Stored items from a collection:
* Start *

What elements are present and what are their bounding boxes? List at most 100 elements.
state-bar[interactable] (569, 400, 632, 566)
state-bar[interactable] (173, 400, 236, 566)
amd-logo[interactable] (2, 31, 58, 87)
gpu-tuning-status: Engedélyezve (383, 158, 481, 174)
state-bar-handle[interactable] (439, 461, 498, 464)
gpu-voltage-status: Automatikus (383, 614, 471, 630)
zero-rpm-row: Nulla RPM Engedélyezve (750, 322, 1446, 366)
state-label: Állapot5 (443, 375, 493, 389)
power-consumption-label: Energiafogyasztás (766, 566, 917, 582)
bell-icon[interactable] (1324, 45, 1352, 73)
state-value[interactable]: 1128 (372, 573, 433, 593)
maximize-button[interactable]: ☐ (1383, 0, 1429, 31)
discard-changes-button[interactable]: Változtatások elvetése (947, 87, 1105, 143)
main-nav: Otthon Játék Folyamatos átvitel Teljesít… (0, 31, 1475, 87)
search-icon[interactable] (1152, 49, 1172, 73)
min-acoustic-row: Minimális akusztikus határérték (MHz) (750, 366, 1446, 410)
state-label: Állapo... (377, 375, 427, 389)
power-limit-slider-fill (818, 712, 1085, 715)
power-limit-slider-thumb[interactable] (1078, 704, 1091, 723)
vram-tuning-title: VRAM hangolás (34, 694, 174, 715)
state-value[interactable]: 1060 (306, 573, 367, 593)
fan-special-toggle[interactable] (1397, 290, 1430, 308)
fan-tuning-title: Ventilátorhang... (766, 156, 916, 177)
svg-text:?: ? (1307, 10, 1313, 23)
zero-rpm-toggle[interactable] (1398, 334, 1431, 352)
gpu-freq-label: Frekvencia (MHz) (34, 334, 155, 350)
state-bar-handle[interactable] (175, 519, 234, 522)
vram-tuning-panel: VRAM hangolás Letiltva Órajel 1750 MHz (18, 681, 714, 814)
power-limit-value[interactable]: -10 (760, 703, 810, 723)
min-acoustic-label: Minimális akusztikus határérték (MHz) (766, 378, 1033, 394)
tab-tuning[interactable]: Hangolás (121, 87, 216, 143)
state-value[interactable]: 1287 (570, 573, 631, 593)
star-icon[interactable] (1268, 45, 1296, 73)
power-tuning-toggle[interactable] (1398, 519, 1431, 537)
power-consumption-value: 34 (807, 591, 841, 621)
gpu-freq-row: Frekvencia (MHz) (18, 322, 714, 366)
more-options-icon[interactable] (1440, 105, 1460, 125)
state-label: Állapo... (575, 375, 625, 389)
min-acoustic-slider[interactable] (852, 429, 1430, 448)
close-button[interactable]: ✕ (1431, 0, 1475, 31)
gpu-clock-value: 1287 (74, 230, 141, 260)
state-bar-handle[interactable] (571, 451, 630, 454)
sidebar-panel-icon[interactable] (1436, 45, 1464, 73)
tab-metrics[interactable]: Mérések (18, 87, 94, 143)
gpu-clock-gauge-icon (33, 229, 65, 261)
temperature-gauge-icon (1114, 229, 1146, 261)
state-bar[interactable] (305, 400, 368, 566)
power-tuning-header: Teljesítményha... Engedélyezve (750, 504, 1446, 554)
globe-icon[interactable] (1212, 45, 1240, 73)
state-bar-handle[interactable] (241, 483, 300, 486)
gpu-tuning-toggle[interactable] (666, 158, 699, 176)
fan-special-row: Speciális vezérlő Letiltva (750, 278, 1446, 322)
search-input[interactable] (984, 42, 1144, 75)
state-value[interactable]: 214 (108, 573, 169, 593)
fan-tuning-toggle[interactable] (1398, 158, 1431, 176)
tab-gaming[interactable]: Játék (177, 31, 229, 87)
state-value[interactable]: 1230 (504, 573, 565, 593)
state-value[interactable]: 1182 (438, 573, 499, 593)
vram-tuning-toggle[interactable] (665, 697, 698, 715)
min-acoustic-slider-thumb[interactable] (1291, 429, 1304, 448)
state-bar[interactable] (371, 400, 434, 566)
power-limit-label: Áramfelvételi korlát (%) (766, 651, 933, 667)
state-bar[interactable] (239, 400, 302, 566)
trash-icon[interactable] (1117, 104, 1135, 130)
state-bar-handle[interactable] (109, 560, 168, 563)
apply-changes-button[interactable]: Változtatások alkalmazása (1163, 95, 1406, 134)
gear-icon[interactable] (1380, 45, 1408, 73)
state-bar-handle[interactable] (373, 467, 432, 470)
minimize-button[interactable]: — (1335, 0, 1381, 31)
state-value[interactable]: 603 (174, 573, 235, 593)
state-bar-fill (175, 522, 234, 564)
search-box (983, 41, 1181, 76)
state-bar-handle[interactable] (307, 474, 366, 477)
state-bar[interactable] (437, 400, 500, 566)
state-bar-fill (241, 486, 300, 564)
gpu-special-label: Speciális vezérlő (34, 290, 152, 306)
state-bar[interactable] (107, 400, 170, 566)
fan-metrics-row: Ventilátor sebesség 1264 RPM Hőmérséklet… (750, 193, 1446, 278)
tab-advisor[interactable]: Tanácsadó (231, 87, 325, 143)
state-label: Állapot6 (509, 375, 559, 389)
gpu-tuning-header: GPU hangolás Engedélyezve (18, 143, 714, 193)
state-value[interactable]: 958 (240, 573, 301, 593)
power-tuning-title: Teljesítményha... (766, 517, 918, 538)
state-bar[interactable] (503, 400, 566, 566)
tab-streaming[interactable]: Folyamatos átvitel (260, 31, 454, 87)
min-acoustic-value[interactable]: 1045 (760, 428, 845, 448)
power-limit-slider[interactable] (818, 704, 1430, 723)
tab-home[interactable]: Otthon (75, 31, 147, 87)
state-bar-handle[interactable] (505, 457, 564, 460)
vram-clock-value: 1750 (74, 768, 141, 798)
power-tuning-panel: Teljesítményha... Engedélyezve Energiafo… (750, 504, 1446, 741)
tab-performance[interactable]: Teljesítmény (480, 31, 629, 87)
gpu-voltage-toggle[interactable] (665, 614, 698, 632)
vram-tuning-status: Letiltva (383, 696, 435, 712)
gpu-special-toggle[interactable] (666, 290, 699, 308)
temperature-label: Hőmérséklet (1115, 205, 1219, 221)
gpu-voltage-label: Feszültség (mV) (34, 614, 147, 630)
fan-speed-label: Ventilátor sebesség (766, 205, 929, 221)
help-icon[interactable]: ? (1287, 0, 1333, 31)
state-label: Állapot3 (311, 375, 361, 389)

* End *

AIM:
Repeat everything in the records from the start down to the line containing "search-icon[interactable] (1152, 49, 1172, 73)", with both ends included.

TASK RESULT:
What elements are present and what are their bounding boxes? List at most 100 elements.
state-bar[interactable] (569, 400, 632, 566)
state-bar[interactable] (173, 400, 236, 566)
amd-logo[interactable] (2, 31, 58, 87)
gpu-tuning-status: Engedélyezve (383, 158, 481, 174)
state-bar-handle[interactable] (439, 461, 498, 464)
gpu-voltage-status: Automatikus (383, 614, 471, 630)
zero-rpm-row: Nulla RPM Engedélyezve (750, 322, 1446, 366)
state-label: Állapot5 (443, 375, 493, 389)
power-consumption-label: Energiafogyasztás (766, 566, 917, 582)
bell-icon[interactable] (1324, 45, 1352, 73)
state-value[interactable]: 1128 (372, 573, 433, 593)
maximize-button[interactable]: ☐ (1383, 0, 1429, 31)
discard-changes-button[interactable]: Változtatások elvetése (947, 87, 1105, 143)
main-nav: Otthon Játék Folyamatos átvitel Teljesít… (0, 31, 1475, 87)
search-icon[interactable] (1152, 49, 1172, 73)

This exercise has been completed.